List each line in which the string "milliers" appears.

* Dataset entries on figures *
▬▬▬
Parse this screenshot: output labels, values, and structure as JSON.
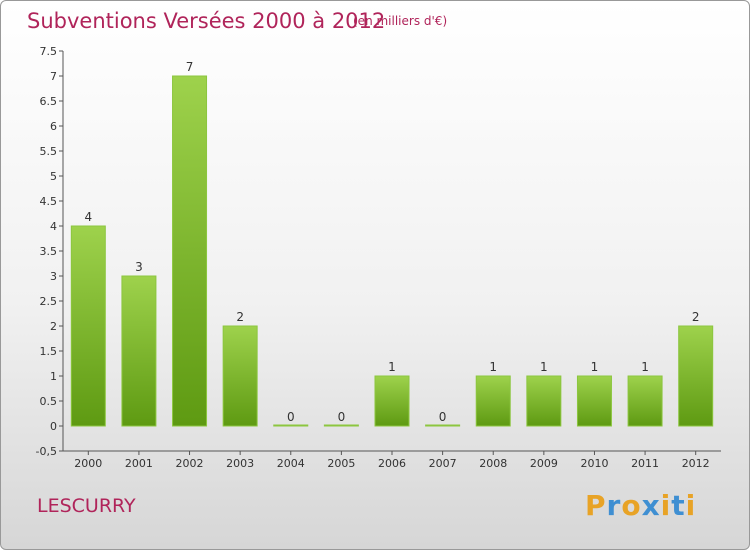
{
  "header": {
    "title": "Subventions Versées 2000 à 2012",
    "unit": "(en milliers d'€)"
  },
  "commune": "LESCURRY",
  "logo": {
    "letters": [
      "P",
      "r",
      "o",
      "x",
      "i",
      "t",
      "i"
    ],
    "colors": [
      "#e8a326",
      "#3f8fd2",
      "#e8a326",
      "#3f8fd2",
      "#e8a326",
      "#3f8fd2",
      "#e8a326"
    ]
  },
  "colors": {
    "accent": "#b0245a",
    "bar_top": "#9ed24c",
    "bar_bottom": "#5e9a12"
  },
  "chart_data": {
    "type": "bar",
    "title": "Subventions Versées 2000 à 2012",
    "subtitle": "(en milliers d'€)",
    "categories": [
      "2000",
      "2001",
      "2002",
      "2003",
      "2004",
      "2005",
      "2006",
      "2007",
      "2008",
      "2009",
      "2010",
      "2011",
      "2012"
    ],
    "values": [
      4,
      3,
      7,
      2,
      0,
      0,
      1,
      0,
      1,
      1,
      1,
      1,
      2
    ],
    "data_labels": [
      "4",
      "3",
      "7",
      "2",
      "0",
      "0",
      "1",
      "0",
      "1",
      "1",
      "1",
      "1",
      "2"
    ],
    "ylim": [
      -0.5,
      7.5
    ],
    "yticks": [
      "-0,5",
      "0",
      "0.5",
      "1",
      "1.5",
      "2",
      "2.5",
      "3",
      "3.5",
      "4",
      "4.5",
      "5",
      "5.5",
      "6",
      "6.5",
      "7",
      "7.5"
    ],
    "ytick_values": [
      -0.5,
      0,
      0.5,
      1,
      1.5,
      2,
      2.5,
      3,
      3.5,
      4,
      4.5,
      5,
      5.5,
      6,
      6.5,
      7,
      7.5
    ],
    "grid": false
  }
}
▬▬▬
* REPLY *
    "unit": "(en milliers d'€)"
    "subtitle": "(en milliers d'€)",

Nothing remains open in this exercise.